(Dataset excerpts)
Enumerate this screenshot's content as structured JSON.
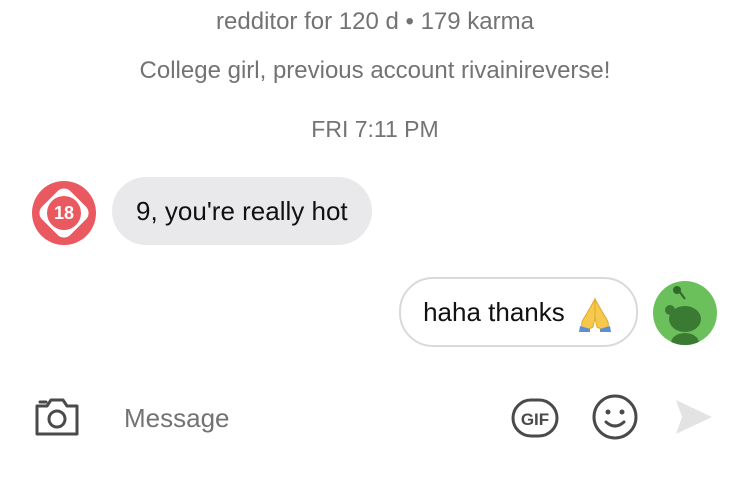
{
  "profile": {
    "stats": "redditor for 120 d • 179 karma",
    "bio": "College girl, previous account rivainireverse!"
  },
  "thread": {
    "timestamp": "FRI 7:11 PM",
    "messages": [
      {
        "sender": "other",
        "avatar_badge": "18",
        "text": "9, you're really hot"
      },
      {
        "sender": "me",
        "text": "haha thanks",
        "emoji": "folded-hands-emoji"
      }
    ]
  },
  "composer": {
    "placeholder": "Message",
    "gif_label": "GIF",
    "icons": [
      "camera-icon",
      "gif-icon",
      "emoji-icon",
      "send-icon"
    ]
  },
  "colors": {
    "incoming_bubble": "#e9e9eb",
    "outgoing_border": "#d9d9d9",
    "badge_red": "#e9595f",
    "my_avatar_green": "#6bc05b",
    "muted_text": "#737373"
  }
}
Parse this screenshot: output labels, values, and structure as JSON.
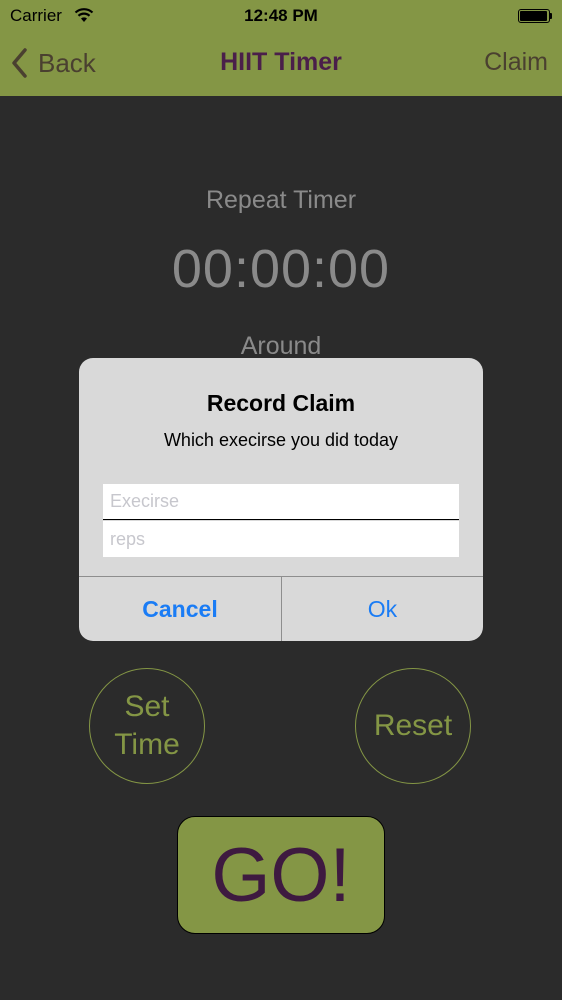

_Set task:_ Please repeat the entries exactly. Do not include the pictures.

_Response to this exercise:_
Enumerate this screenshot's content as structured JSON.
{
  "profile": {
    "stats": "redditor for 120 d • 179 karma",
    "bio": "College girl, previous account rivainireverse!"
  },
  "thread": {
    "timestamp": "FRI 7:11 PM",
    "messages": [
      {
        "sender": "other",
        "avatar_badge": "18",
        "text": "9, you're really hot"
      },
      {
        "sender": "me",
        "text": "haha thanks",
        "emoji": "folded-hands-emoji"
      }
    ]
  },
  "composer": {
    "placeholder": "Message",
    "gif_label": "GIF",
    "icons": [
      "camera-icon",
      "gif-icon",
      "emoji-icon",
      "send-icon"
    ]
  },
  "colors": {
    "incoming_bubble": "#e9e9eb",
    "outgoing_border": "#d9d9d9",
    "badge_red": "#e9595f",
    "my_avatar_green": "#6bc05b",
    "muted_text": "#737373"
  }
}
Parse this screenshot: output labels, values, and structure as JSON.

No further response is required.